▸ SET PROBLEM
Check each line of the listing below for the string "discount", and copy the ones that have it.
┄┄┄┄┄┄┄┄┄┄
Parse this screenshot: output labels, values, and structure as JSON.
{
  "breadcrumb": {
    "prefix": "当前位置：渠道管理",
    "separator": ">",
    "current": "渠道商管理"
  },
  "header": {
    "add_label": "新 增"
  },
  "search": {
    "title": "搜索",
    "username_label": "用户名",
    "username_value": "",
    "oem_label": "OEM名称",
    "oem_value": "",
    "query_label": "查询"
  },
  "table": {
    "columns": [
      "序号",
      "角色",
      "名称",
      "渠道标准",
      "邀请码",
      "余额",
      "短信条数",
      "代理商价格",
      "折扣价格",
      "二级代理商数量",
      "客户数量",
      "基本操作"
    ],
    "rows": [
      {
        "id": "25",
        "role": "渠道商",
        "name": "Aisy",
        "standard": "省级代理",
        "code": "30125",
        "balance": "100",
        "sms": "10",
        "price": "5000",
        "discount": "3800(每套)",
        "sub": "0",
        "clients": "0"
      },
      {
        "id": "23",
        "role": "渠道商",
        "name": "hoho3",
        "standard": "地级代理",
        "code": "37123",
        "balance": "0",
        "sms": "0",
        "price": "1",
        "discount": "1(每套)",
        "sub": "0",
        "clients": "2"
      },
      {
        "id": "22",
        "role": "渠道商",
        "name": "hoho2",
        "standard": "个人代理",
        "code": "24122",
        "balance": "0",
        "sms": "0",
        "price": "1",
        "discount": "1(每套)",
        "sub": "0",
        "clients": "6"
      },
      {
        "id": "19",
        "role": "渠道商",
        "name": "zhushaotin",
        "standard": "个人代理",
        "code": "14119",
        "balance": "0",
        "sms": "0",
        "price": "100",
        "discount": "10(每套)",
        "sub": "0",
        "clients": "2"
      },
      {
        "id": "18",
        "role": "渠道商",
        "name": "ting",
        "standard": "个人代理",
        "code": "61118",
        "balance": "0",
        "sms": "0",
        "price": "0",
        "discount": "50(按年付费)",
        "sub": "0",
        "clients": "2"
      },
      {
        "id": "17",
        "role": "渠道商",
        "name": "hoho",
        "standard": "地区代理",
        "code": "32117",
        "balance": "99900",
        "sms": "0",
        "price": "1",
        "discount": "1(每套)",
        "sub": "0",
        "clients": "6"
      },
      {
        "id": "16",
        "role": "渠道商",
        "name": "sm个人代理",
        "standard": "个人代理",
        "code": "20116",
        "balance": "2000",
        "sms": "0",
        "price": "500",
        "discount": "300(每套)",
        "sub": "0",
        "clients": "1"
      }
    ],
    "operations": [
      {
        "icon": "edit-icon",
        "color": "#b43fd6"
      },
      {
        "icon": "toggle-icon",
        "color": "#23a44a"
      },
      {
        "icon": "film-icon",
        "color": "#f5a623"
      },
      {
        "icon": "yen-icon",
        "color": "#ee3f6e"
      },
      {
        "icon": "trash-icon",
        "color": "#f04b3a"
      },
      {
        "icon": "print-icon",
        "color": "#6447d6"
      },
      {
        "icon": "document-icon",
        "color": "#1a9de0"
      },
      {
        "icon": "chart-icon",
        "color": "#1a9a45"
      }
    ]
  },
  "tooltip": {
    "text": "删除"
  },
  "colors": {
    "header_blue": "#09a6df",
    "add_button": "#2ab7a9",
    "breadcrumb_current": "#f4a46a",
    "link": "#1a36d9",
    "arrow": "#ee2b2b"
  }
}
┄┄┄┄┄┄┄┄┄┄
▸ PROBLEM SOLUTION
        "discount": "3800(每套)",
        "discount": "1(每套)",
        "discount": "1(每套)",
        "discount": "10(每套)",
        "discount": "50(按年付费)",
        "discount": "1(每套)",
        "discount": "300(每套)",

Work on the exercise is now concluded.